[Stored dataset items]
- - - - - - -
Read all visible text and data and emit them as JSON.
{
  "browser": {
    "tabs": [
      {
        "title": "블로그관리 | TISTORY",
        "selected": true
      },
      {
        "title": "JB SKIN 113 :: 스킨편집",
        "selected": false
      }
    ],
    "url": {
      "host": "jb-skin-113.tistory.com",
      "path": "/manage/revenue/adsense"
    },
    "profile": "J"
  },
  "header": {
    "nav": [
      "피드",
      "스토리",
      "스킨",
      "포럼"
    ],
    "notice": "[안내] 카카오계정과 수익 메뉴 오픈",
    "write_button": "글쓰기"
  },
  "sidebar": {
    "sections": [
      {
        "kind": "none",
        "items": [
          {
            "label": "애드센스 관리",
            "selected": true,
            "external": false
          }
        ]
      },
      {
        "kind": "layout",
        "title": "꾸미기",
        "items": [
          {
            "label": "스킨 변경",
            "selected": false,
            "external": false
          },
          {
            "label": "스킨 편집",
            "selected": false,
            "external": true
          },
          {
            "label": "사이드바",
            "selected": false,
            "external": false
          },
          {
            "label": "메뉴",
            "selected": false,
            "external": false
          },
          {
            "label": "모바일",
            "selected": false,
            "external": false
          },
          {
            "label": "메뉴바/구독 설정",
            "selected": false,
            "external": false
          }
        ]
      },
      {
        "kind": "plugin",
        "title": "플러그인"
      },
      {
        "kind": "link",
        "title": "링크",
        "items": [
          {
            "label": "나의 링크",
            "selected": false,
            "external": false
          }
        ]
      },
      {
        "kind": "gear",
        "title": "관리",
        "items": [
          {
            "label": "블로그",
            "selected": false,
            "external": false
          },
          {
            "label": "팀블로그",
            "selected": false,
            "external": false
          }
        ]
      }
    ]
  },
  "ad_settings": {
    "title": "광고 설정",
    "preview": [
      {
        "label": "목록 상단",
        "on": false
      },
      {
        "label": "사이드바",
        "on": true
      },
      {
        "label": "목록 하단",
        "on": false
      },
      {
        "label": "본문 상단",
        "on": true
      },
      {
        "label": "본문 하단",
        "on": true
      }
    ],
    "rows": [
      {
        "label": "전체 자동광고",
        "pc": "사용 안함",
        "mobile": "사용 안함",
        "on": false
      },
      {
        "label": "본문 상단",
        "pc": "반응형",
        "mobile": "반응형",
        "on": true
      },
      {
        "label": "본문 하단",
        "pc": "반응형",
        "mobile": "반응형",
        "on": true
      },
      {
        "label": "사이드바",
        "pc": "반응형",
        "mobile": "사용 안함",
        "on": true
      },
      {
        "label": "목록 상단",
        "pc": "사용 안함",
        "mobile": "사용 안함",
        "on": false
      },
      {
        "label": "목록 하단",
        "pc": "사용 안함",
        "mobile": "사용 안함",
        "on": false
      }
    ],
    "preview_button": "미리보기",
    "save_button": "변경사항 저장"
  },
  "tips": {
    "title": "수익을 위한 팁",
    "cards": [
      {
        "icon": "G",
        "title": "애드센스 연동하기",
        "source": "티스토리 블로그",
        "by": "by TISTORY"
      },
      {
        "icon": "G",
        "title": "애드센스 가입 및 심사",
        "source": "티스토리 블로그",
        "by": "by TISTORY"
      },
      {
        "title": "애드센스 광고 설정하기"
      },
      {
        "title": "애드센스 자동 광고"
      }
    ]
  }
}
- - - - - - -
### WHAT TO PRODUCE
Exactly how many lines in the data above contain the word "애드센스"? Respond with the number and nothing more.

### OUTPUT OF THE EXERCISE
5